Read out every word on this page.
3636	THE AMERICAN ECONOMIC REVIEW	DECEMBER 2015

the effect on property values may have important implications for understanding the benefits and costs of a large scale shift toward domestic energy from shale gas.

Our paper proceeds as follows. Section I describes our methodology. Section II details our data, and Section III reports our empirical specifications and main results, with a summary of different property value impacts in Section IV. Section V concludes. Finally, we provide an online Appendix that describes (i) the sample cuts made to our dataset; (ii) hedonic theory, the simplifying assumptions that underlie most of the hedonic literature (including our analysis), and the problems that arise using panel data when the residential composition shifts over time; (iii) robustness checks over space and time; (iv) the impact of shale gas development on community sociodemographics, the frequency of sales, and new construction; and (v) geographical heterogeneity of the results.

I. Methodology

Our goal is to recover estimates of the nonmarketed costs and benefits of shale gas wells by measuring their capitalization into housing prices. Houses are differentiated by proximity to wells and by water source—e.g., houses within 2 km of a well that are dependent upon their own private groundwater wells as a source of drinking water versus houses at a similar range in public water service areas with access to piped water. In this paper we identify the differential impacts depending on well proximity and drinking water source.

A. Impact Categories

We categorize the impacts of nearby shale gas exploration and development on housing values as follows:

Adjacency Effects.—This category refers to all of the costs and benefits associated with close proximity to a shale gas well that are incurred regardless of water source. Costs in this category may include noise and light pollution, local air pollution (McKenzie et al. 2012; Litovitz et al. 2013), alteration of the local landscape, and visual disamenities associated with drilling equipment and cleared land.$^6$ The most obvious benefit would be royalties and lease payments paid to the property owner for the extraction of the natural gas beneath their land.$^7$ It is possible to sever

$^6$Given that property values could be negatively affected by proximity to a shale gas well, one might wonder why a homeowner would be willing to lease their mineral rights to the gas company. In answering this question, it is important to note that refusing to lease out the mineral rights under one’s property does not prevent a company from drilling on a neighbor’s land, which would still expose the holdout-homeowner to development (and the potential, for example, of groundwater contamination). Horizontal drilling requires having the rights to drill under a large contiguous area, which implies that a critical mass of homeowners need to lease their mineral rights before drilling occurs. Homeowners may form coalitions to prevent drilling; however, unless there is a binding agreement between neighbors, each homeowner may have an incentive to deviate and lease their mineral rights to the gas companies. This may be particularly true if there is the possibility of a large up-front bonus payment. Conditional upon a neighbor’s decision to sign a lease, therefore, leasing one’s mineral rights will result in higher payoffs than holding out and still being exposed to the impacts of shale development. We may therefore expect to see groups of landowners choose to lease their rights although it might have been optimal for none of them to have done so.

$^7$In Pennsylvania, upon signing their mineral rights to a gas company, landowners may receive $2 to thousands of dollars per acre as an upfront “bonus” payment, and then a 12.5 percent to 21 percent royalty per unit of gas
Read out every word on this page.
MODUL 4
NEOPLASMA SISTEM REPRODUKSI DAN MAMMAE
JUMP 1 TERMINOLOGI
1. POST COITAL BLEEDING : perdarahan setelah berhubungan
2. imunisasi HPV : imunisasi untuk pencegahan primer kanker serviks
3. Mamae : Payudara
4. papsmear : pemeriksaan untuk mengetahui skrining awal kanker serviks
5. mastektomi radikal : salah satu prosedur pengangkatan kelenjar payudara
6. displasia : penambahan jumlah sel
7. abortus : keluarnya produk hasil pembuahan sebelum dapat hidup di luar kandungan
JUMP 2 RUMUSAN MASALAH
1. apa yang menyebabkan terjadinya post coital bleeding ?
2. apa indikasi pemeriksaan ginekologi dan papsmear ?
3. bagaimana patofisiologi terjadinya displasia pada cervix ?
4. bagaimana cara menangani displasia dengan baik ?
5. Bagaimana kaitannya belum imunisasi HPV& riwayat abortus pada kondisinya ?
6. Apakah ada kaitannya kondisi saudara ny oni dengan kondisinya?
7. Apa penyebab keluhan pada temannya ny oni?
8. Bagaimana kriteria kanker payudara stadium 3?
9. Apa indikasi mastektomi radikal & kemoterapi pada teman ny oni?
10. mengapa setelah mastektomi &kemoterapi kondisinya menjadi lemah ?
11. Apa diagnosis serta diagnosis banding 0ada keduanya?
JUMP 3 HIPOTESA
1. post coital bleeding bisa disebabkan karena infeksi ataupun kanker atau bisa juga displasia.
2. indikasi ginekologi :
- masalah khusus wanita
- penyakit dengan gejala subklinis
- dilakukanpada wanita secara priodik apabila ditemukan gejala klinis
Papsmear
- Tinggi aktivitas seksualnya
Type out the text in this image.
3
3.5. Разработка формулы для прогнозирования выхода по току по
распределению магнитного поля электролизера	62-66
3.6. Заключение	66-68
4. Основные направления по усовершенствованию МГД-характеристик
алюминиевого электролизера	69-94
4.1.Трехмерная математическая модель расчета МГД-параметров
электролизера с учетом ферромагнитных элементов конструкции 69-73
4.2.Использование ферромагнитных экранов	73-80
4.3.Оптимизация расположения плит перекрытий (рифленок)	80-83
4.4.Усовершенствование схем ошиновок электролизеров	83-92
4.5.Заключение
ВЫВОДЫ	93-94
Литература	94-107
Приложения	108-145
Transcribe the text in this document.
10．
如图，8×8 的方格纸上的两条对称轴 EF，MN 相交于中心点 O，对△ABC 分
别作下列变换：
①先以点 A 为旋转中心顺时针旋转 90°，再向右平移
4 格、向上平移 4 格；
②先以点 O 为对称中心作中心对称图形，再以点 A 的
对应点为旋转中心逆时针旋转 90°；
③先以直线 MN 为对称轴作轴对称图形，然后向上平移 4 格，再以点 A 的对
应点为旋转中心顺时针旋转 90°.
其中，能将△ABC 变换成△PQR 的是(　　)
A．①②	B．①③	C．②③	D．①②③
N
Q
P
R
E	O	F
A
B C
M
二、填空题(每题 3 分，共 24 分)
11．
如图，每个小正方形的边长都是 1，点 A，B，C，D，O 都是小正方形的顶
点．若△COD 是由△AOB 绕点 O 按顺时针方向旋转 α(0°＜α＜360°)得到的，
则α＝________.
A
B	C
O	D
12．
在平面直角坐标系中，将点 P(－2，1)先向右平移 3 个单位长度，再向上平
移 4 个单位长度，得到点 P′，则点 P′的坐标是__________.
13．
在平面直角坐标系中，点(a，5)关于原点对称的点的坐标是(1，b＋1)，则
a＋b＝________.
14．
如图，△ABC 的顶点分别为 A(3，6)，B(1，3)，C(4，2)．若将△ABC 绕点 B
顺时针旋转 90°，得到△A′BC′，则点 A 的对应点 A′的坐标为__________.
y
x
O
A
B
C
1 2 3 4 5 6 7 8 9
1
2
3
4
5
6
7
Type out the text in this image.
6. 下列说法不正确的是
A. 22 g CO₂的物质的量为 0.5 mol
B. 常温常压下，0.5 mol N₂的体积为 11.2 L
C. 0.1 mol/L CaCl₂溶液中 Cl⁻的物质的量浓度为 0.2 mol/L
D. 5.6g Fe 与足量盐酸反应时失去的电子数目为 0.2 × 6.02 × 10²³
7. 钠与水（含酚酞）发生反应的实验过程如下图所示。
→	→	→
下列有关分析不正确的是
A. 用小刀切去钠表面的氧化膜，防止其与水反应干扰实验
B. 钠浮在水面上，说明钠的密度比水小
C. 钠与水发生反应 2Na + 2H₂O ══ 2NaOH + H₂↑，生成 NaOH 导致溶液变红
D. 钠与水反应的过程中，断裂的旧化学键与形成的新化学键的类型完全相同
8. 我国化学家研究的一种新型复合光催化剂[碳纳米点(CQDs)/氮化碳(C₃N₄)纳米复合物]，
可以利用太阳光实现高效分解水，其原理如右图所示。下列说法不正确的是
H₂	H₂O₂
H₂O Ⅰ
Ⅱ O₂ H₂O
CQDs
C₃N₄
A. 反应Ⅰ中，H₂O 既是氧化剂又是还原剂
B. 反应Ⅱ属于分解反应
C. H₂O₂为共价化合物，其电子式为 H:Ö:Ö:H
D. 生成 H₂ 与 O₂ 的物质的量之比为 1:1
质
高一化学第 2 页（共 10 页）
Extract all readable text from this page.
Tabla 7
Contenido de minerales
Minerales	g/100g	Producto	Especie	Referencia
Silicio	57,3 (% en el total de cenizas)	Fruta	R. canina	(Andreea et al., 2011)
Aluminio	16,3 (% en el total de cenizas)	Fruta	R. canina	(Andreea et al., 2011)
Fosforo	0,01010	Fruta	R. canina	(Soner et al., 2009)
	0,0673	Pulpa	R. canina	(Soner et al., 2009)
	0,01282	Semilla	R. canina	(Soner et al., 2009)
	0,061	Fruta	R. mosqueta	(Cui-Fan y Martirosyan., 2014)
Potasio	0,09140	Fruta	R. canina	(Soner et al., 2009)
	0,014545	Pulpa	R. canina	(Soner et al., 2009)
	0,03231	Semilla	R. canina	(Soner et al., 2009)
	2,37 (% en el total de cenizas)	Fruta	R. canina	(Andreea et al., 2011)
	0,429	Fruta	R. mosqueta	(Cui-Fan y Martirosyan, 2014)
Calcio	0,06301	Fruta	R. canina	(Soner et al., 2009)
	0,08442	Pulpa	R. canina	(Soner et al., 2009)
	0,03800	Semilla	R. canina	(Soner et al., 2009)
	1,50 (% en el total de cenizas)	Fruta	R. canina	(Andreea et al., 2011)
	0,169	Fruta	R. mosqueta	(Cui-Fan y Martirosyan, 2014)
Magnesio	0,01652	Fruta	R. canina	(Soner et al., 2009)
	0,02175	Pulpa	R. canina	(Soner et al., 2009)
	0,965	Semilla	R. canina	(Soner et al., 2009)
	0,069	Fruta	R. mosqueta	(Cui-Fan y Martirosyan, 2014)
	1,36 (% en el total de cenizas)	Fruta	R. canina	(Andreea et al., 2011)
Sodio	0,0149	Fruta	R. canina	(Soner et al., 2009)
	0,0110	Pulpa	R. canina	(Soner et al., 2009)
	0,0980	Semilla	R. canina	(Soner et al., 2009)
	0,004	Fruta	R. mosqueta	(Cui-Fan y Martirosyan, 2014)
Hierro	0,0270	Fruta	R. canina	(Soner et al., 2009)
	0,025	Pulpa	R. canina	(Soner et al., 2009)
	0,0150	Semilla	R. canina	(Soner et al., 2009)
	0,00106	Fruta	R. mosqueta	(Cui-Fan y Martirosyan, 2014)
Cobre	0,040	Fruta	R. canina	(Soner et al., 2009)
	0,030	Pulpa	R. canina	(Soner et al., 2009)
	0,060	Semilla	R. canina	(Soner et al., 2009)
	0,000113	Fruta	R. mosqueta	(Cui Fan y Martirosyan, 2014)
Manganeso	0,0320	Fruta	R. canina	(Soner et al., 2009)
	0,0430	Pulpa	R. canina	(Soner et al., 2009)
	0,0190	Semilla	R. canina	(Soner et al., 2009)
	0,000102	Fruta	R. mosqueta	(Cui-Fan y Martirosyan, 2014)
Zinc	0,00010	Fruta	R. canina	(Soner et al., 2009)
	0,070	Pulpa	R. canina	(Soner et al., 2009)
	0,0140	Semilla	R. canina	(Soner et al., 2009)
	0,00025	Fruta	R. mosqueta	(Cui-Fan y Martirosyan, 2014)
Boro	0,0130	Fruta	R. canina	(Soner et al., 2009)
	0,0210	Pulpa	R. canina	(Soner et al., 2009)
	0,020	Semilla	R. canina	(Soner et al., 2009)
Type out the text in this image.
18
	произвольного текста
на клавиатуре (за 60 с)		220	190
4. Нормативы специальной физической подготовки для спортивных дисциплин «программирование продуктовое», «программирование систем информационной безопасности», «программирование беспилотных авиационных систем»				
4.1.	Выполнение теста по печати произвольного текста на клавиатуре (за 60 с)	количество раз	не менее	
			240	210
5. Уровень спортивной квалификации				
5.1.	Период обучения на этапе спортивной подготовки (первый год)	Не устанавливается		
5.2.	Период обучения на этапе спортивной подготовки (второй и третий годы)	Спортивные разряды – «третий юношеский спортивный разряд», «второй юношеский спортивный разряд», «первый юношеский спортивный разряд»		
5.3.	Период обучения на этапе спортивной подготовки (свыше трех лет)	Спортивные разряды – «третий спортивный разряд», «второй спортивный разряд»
================
#### [WHAT IS REQUIRED]
What is the number of lines in the records that contain the string "setelah"? Give only that number.

#### [FULL OUTPUT]
2